Stored data
- - - - - - -

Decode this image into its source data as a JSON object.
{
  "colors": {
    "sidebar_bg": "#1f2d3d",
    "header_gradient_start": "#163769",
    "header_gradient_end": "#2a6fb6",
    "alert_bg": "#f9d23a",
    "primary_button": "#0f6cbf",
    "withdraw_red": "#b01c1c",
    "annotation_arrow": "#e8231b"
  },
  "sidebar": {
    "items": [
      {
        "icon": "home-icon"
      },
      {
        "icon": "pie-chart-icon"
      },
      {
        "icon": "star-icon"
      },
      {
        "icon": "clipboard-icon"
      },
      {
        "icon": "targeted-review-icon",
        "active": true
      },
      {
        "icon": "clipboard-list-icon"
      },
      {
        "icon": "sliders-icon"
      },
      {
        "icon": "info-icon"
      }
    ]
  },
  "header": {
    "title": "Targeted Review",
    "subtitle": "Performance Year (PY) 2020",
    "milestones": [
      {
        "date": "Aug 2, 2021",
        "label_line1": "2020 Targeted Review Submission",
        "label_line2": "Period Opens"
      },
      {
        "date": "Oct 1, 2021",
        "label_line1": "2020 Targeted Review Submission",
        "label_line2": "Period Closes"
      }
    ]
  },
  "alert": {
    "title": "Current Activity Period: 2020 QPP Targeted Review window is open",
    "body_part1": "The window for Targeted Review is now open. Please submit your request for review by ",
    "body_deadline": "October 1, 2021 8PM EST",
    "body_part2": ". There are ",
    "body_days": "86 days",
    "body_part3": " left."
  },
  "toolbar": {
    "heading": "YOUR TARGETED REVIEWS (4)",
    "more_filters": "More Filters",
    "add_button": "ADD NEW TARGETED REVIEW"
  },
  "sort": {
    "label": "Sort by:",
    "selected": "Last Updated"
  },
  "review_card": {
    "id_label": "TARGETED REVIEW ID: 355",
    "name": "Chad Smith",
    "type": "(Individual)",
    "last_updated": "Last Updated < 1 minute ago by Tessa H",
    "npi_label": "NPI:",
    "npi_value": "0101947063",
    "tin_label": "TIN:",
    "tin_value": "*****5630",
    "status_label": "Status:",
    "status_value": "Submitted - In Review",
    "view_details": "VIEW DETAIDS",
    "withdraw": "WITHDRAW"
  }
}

- - - - - - -

§ **Aim**
Print the records above in full, exactly.

§ **Completed task**
Decode this image into its source data as a JSON object.
{
  "colors": {
    "sidebar_bg": "#1f2d3d",
    "header_gradient_start": "#163769",
    "header_gradient_end": "#2a6fb6",
    "alert_bg": "#f9d23a",
    "primary_button": "#0f6cbf",
    "withdraw_red": "#b01c1c",
    "annotation_arrow": "#e8231b"
  },
  "sidebar": {
    "items": [
      {
        "icon": "home-icon"
      },
      {
        "icon": "pie-chart-icon"
      },
      {
        "icon": "star-icon"
      },
      {
        "icon": "clipboard-icon"
      },
      {
        "icon": "targeted-review-icon",
        "active": true
      },
      {
        "icon": "clipboard-list-icon"
      },
      {
        "icon": "sliders-icon"
      },
      {
        "icon": "info-icon"
      }
    ]
  },
  "header": {
    "title": "Targeted Review",
    "subtitle": "Performance Year (PY) 2020",
    "milestones": [
      {
        "date": "Aug 2, 2021",
        "label_line1": "2020 Targeted Review Submission",
        "label_line2": "Period Opens"
      },
      {
        "date": "Oct 1, 2021",
        "label_line1": "2020 Targeted Review Submission",
        "label_line2": "Period Closes"
      }
    ]
  },
  "alert": {
    "title": "Current Activity Period: 2020 QPP Targeted Review window is open",
    "body_part1": "The window for Targeted Review is now open. Please submit your request for review by ",
    "body_deadline": "October 1, 2021 8PM EST",
    "body_part2": ". There are ",
    "body_days": "86 days",
    "body_part3": " left."
  },
  "toolbar": {
    "heading": "YOUR TARGETED REVIEWS (4)",
    "more_filters": "More Filters",
    "add_button": "ADD NEW TARGETED REVIEW"
  },
  "sort": {
    "label": "Sort by:",
    "selected": "Last Updated"
  },
  "review_card": {
    "id_label": "TARGETED REVIEW ID: 355",
    "name": "Chad Smith",
    "type": "(Individual)",
    "last_updated": "Last Updated < 1 minute ago by Tessa H",
    "npi_label": "NPI:",
    "npi_value": "0101947063",
    "tin_label": "TIN:",
    "tin_value": "*****5630",
    "status_label": "Status:",
    "status_value": "Submitted - In Review",
    "view_details": "VIEW DETAIDS",
    "withdraw": "WITHDRAW"
  }
}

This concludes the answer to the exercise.